### SET TASK:
Find the lines holding the string "type" in the data, then copy all of them.

####################

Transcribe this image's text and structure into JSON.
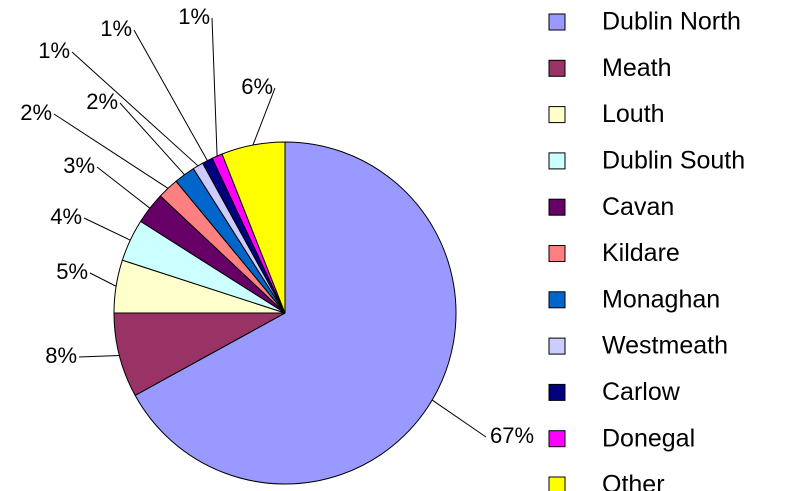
{
  "chart_data": {
    "type": "pie",
    "categories": [
      "Dublin North",
      "Meath",
      "Louth",
      "Dublin South",
      "Cavan",
      "Kildare",
      "Monaghan",
      "Westmeath",
      "Carlow",
      "Donegal",
      "Other"
    ],
    "values": [
      67,
      8,
      5,
      4,
      3,
      2,
      2,
      1,
      1,
      1,
      6
    ],
    "value_labels": [
      "67%",
      "8%",
      "5%",
      "4%",
      "3%",
      "2%",
      "2%",
      "1%",
      "1%",
      "1%",
      "6%"
    ],
    "colors": [
      "#9999ff",
      "#993366",
      "#ffffcc",
      "#ccffff",
      "#660066",
      "#ff8080",
      "#0066cc",
      "#ccccff",
      "#000080",
      "#ff00ff",
      "#ffff00"
    ],
    "legend": "right"
  }
}
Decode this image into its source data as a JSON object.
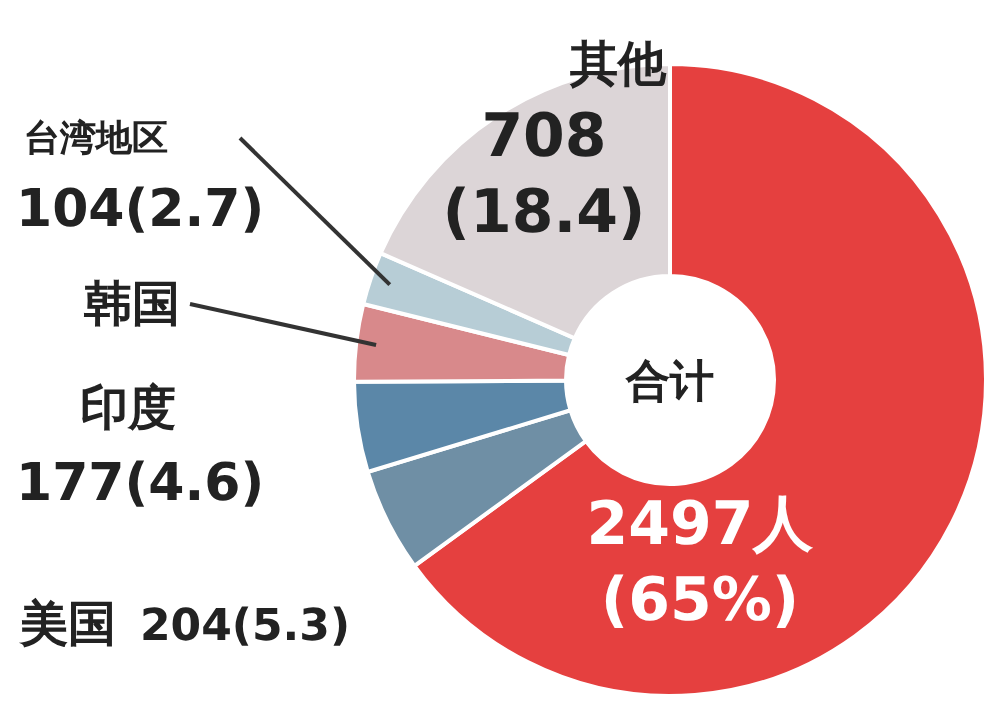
{
  "chart_data": {
    "type": "donut",
    "categories": [
      null,
      "美国",
      "印度",
      "韩国",
      "台湾地区",
      "其他"
    ],
    "values": [
      2497,
      204,
      177,
      152,
      104,
      708
    ],
    "colors": [
      "#e5403f",
      "#6f8fa5",
      "#5b87a8",
      "#d8898b",
      "#b7cdd6",
      "#dcd5d7"
    ],
    "value_labels": [
      "2497人 (65%)",
      "204(5.3)",
      "177(4.6)",
      null,
      "104(2.7)",
      "708 (18.4)"
    ],
    "annotations": [
      "合计"
    ]
  }
}
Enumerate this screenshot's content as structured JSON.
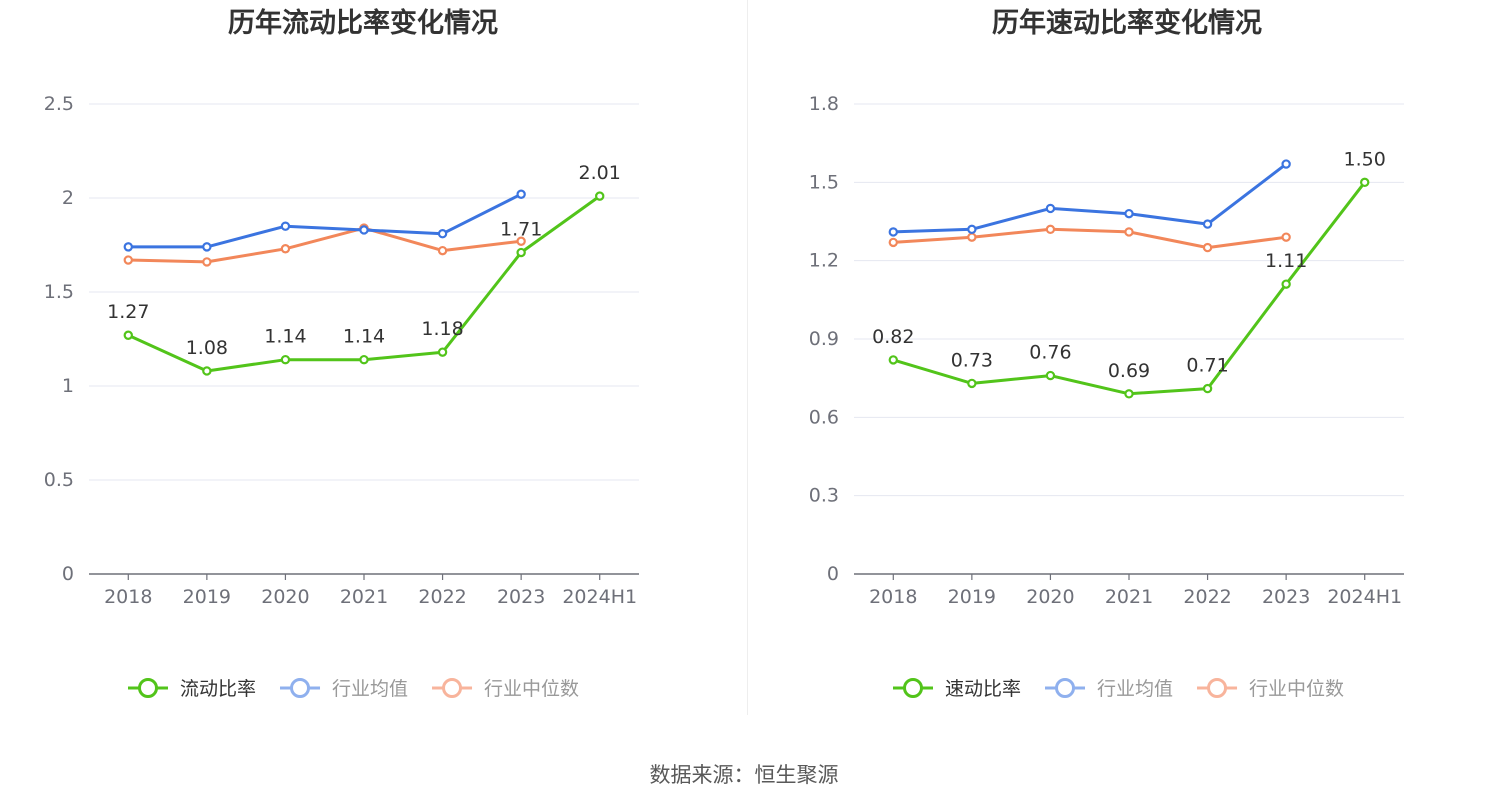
{
  "colors": {
    "main": "#52c41a",
    "avg": "#3b74e0",
    "median": "#f2875a",
    "avg_legend": "#8fb0ee",
    "median_legend": "#f8b49c",
    "grid": "#e5e7f0",
    "axis": "#6e7079"
  },
  "source": "数据来源：恒生聚源",
  "chart_data": [
    {
      "type": "line",
      "title": "历年流动比率变化情况",
      "categories": [
        "2018",
        "2019",
        "2020",
        "2021",
        "2022",
        "2023",
        "2024H1"
      ],
      "ylim": [
        0,
        2.5
      ],
      "yticks": [
        "0",
        "0.5",
        "1",
        "1.5",
        "2",
        "2.5"
      ],
      "grid": true,
      "legend_position": "bottom",
      "series": [
        {
          "name": "流动比率",
          "values": [
            1.27,
            1.08,
            1.14,
            1.14,
            1.18,
            1.71,
            2.01
          ],
          "labels": [
            "1.27",
            "1.08",
            "1.14",
            "1.14",
            "1.18",
            "1.71",
            "2.01"
          ]
        },
        {
          "name": "行业均值",
          "values": [
            1.74,
            1.74,
            1.85,
            1.83,
            1.81,
            2.02,
            null
          ]
        },
        {
          "name": "行业中位数",
          "values": [
            1.67,
            1.66,
            1.73,
            1.84,
            1.72,
            1.77,
            null
          ]
        }
      ]
    },
    {
      "type": "line",
      "title": "历年速动比率变化情况",
      "categories": [
        "2018",
        "2019",
        "2020",
        "2021",
        "2022",
        "2023",
        "2024H1"
      ],
      "ylim": [
        0,
        1.8
      ],
      "yticks": [
        "0",
        "0.3",
        "0.6",
        "0.9",
        "1.2",
        "1.5",
        "1.8"
      ],
      "grid": true,
      "legend_position": "bottom",
      "series": [
        {
          "name": "速动比率",
          "values": [
            0.82,
            0.73,
            0.76,
            0.69,
            0.71,
            1.11,
            1.5
          ],
          "labels": [
            "0.82",
            "0.73",
            "0.76",
            "0.69",
            "0.71",
            "1.11",
            "1.50"
          ]
        },
        {
          "name": "行业均值",
          "values": [
            1.31,
            1.32,
            1.4,
            1.38,
            1.34,
            1.57,
            null
          ]
        },
        {
          "name": "行业中位数",
          "values": [
            1.27,
            1.29,
            1.32,
            1.31,
            1.25,
            1.29,
            null
          ]
        }
      ]
    }
  ]
}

####################

### PROBLEM SOLUTION:
    "type": "pie",
    "type": "donut",
      "type": "line",
      "type": "line",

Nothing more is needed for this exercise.